• Set exercise:
Copy out each line that mentions the word "arrow".

• Dataset entries:
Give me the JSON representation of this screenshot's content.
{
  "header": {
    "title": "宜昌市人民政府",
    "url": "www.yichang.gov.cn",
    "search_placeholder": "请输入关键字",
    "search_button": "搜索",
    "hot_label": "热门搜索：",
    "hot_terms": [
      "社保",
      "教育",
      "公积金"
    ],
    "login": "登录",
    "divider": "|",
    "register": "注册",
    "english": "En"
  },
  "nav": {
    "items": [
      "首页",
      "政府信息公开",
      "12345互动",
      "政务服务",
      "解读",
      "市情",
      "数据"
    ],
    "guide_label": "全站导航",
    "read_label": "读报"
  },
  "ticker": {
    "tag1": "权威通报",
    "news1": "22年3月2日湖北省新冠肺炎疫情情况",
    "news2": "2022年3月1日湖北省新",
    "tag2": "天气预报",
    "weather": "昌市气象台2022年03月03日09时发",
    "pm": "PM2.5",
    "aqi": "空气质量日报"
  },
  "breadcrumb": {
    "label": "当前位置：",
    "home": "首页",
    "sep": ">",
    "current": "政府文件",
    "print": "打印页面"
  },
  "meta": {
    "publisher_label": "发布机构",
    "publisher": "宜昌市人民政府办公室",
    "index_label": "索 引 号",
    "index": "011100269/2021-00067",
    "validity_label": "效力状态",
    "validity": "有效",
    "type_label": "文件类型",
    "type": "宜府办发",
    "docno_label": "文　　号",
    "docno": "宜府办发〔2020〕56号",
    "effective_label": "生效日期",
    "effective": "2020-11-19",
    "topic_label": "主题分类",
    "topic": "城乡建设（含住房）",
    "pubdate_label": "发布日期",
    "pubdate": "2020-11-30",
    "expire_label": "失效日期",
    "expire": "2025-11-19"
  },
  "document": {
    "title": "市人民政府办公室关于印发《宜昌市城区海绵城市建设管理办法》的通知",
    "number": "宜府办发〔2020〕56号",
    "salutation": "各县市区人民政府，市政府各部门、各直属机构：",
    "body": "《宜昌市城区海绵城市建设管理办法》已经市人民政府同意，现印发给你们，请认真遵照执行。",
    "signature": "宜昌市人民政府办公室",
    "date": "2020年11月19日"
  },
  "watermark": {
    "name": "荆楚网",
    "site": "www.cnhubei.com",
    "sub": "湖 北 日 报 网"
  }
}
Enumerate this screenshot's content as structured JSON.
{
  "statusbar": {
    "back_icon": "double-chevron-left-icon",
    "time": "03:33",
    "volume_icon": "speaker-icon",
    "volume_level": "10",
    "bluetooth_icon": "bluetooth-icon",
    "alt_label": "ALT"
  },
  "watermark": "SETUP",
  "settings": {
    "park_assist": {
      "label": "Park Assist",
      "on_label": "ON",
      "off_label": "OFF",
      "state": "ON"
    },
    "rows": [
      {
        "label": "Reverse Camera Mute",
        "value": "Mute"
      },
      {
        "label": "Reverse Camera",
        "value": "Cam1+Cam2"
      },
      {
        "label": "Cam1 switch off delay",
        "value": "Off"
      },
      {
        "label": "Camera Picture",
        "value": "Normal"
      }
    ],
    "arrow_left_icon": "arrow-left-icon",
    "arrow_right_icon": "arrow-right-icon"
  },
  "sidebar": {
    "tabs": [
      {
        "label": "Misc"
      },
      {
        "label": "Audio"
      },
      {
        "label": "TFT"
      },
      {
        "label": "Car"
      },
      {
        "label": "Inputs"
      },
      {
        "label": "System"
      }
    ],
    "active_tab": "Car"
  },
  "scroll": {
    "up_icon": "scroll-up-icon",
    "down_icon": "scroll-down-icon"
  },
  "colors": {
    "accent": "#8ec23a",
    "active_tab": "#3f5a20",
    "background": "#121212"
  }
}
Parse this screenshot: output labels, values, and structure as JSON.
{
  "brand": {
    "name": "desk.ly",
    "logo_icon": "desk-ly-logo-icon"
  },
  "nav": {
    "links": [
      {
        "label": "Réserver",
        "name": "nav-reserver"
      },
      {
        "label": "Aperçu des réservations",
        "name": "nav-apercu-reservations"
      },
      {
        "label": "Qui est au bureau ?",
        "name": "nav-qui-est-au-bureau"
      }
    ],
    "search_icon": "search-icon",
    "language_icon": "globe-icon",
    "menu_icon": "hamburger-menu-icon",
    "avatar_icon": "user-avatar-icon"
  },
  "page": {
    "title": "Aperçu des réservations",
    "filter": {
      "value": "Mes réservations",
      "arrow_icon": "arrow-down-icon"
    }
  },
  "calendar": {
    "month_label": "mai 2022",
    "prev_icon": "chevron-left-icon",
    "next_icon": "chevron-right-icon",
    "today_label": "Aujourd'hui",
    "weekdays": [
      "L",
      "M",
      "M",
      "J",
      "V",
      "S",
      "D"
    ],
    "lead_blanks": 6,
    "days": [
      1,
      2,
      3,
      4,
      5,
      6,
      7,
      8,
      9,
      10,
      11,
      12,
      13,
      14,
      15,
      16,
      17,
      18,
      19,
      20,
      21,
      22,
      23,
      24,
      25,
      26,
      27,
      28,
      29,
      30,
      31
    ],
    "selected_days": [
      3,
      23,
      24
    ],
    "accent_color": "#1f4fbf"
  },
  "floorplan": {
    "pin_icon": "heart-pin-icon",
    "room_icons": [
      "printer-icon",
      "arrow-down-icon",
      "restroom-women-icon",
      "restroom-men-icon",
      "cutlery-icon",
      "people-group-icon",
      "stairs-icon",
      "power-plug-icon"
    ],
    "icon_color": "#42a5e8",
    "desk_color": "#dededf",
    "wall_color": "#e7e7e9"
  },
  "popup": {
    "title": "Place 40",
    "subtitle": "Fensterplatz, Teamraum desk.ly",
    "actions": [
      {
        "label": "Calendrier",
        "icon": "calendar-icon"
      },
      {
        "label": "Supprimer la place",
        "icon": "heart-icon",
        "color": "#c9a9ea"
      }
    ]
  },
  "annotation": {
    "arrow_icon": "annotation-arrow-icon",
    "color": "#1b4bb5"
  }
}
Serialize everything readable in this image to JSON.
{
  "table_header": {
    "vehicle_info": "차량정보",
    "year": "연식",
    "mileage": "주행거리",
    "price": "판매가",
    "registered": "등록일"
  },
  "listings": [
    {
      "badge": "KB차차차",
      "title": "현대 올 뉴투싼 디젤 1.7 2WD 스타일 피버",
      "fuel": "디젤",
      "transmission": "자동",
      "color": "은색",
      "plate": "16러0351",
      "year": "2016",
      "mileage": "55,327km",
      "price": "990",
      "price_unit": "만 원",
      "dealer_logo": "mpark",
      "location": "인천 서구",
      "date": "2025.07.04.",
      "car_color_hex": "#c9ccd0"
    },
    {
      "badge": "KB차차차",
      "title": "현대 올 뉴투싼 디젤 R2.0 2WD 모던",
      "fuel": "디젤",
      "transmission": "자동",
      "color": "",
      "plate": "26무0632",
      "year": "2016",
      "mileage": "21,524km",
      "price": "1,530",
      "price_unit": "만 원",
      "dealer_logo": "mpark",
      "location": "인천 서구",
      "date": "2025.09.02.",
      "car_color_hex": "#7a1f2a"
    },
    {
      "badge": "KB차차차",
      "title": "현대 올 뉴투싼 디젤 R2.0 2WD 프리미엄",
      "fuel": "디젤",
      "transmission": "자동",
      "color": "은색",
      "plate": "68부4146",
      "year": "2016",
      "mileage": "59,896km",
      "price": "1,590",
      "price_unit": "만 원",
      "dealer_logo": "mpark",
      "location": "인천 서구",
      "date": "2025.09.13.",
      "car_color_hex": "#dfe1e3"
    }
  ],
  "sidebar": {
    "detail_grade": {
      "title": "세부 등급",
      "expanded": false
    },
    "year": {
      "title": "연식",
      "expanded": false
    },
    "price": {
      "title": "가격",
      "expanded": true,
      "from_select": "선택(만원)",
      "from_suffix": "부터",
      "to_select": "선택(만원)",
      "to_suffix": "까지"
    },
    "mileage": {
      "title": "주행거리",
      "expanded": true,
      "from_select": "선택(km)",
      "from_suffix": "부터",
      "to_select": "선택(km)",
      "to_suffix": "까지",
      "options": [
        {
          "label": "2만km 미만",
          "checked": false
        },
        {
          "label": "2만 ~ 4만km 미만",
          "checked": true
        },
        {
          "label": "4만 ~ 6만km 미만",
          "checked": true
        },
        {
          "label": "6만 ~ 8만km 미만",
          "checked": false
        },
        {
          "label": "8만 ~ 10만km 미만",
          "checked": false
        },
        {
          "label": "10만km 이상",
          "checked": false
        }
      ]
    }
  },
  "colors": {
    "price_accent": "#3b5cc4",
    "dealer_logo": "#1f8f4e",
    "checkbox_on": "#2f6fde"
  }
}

• Solution to this problem:
    "arrow_left_icon": "arrow-left-icon",
    "arrow_right_icon": "arrow-right-icon"
      "arrow_icon": "arrow-down-icon"
      "arrow-down-icon",
    "arrow_icon": "annotation-arrow-icon",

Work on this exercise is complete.